:: WRITTEN PROBLEM ::
Below are some records; reproduce every one of them exactly.

** start RECORDS **

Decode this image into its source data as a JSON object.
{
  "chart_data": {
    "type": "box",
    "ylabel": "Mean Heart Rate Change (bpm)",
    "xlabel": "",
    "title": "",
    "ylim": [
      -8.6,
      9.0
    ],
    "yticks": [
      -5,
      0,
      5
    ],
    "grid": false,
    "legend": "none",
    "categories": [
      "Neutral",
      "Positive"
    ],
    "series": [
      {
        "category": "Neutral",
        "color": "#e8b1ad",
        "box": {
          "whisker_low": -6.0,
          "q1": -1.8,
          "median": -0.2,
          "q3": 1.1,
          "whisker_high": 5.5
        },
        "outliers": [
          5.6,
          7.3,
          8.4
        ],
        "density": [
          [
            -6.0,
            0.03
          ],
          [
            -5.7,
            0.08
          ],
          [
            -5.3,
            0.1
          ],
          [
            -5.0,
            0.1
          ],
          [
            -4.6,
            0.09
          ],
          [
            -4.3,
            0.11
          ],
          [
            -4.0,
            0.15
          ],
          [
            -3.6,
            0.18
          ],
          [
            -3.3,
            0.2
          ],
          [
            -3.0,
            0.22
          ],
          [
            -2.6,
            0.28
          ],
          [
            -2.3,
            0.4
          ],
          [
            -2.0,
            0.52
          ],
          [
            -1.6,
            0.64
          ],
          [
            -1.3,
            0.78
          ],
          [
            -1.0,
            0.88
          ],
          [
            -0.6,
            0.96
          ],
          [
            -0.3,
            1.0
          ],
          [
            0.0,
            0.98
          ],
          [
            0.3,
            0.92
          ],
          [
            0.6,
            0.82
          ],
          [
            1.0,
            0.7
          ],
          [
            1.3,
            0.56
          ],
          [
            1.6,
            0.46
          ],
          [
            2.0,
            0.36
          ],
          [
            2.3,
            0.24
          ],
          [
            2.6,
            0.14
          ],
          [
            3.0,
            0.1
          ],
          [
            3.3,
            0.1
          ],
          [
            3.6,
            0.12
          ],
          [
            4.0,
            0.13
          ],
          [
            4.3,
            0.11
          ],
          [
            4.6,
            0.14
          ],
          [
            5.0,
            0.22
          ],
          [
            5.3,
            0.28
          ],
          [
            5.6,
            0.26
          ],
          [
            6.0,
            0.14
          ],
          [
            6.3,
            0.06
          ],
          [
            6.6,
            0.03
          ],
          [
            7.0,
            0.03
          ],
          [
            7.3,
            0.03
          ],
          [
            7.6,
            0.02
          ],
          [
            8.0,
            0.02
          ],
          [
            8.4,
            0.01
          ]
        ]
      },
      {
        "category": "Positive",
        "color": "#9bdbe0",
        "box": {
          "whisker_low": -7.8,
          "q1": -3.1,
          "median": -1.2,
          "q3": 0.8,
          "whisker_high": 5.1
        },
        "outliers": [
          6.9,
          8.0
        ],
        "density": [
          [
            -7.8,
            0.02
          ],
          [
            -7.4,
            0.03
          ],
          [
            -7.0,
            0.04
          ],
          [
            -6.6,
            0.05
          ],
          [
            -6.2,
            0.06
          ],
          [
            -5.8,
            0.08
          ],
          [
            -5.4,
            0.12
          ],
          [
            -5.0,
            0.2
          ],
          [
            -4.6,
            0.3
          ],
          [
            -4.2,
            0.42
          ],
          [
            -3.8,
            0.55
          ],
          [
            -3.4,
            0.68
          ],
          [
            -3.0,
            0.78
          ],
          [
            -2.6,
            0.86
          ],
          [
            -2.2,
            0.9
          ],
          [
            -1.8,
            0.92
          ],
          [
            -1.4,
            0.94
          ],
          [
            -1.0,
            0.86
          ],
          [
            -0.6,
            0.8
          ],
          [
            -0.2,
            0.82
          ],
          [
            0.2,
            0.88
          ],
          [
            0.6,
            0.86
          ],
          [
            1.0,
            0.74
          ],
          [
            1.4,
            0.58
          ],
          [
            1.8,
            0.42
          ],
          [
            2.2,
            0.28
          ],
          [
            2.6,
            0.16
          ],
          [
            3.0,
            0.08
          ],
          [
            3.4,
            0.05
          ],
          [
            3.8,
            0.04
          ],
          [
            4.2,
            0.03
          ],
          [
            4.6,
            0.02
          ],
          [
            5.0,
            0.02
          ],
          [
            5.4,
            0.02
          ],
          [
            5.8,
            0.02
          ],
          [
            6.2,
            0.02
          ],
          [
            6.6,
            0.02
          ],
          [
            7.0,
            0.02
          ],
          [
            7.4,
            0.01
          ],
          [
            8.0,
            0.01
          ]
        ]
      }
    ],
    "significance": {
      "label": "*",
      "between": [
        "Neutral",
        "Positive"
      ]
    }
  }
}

** end RECORDS **

:: SOLUTION ::
Decode this image into its source data as a JSON object.
{
  "chart_data": {
    "type": "box",
    "ylabel": "Mean Heart Rate Change (bpm)",
    "xlabel": "",
    "title": "",
    "ylim": [
      -8.6,
      9.0
    ],
    "yticks": [
      -5,
      0,
      5
    ],
    "grid": false,
    "legend": "none",
    "categories": [
      "Neutral",
      "Positive"
    ],
    "series": [
      {
        "category": "Neutral",
        "color": "#e8b1ad",
        "box": {
          "whisker_low": -6.0,
          "q1": -1.8,
          "median": -0.2,
          "q3": 1.1,
          "whisker_high": 5.5
        },
        "outliers": [
          5.6,
          7.3,
          8.4
        ],
        "density": [
          [
            -6.0,
            0.03
          ],
          [
            -5.7,
            0.08
          ],
          [
            -5.3,
            0.1
          ],
          [
            -5.0,
            0.1
          ],
          [
            -4.6,
            0.09
          ],
          [
            -4.3,
            0.11
          ],
          [
            -4.0,
            0.15
          ],
          [
            -3.6,
            0.18
          ],
          [
            -3.3,
            0.2
          ],
          [
            -3.0,
            0.22
          ],
          [
            -2.6,
            0.28
          ],
          [
            -2.3,
            0.4
          ],
          [
            -2.0,
            0.52
          ],
          [
            -1.6,
            0.64
          ],
          [
            -1.3,
            0.78
          ],
          [
            -1.0,
            0.88
          ],
          [
            -0.6,
            0.96
          ],
          [
            -0.3,
            1.0
          ],
          [
            0.0,
            0.98
          ],
          [
            0.3,
            0.92
          ],
          [
            0.6,
            0.82
          ],
          [
            1.0,
            0.7
          ],
          [
            1.3,
            0.56
          ],
          [
            1.6,
            0.46
          ],
          [
            2.0,
            0.36
          ],
          [
            2.3,
            0.24
          ],
          [
            2.6,
            0.14
          ],
          [
            3.0,
            0.1
          ],
          [
            3.3,
            0.1
          ],
          [
            3.6,
            0.12
          ],
          [
            4.0,
            0.13
          ],
          [
            4.3,
            0.11
          ],
          [
            4.6,
            0.14
          ],
          [
            5.0,
            0.22
          ],
          [
            5.3,
            0.28
          ],
          [
            5.6,
            0.26
          ],
          [
            6.0,
            0.14
          ],
          [
            6.3,
            0.06
          ],
          [
            6.6,
            0.03
          ],
          [
            7.0,
            0.03
          ],
          [
            7.3,
            0.03
          ],
          [
            7.6,
            0.02
          ],
          [
            8.0,
            0.02
          ],
          [
            8.4,
            0.01
          ]
        ]
      },
      {
        "category": "Positive",
        "color": "#9bdbe0",
        "box": {
          "whisker_low": -7.8,
          "q1": -3.1,
          "median": -1.2,
          "q3": 0.8,
          "whisker_high": 5.1
        },
        "outliers": [
          6.9,
          8.0
        ],
        "density": [
          [
            -7.8,
            0.02
          ],
          [
            -7.4,
            0.03
          ],
          [
            -7.0,
            0.04
          ],
          [
            -6.6,
            0.05
          ],
          [
            -6.2,
            0.06
          ],
          [
            -5.8,
            0.08
          ],
          [
            -5.4,
            0.12
          ],
          [
            -5.0,
            0.2
          ],
          [
            -4.6,
            0.3
          ],
          [
            -4.2,
            0.42
          ],
          [
            -3.8,
            0.55
          ],
          [
            -3.4,
            0.68
          ],
          [
            -3.0,
            0.78
          ],
          [
            -2.6,
            0.86
          ],
          [
            -2.2,
            0.9
          ],
          [
            -1.8,
            0.92
          ],
          [
            -1.4,
            0.94
          ],
          [
            -1.0,
            0.86
          ],
          [
            -0.6,
            0.8
          ],
          [
            -0.2,
            0.82
          ],
          [
            0.2,
            0.88
          ],
          [
            0.6,
            0.86
          ],
          [
            1.0,
            0.74
          ],
          [
            1.4,
            0.58
          ],
          [
            1.8,
            0.42
          ],
          [
            2.2,
            0.28
          ],
          [
            2.6,
            0.16
          ],
          [
            3.0,
            0.08
          ],
          [
            3.4,
            0.05
          ],
          [
            3.8,
            0.04
          ],
          [
            4.2,
            0.03
          ],
          [
            4.6,
            0.02
          ],
          [
            5.0,
            0.02
          ],
          [
            5.4,
            0.02
          ],
          [
            5.8,
            0.02
          ],
          [
            6.2,
            0.02
          ],
          [
            6.6,
            0.02
          ],
          [
            7.0,
            0.02
          ],
          [
            7.4,
            0.01
          ],
          [
            8.0,
            0.01
          ]
        ]
      }
    ],
    "significance": {
      "label": "*",
      "between": [
        "Neutral",
        "Positive"
      ]
    }
  }
}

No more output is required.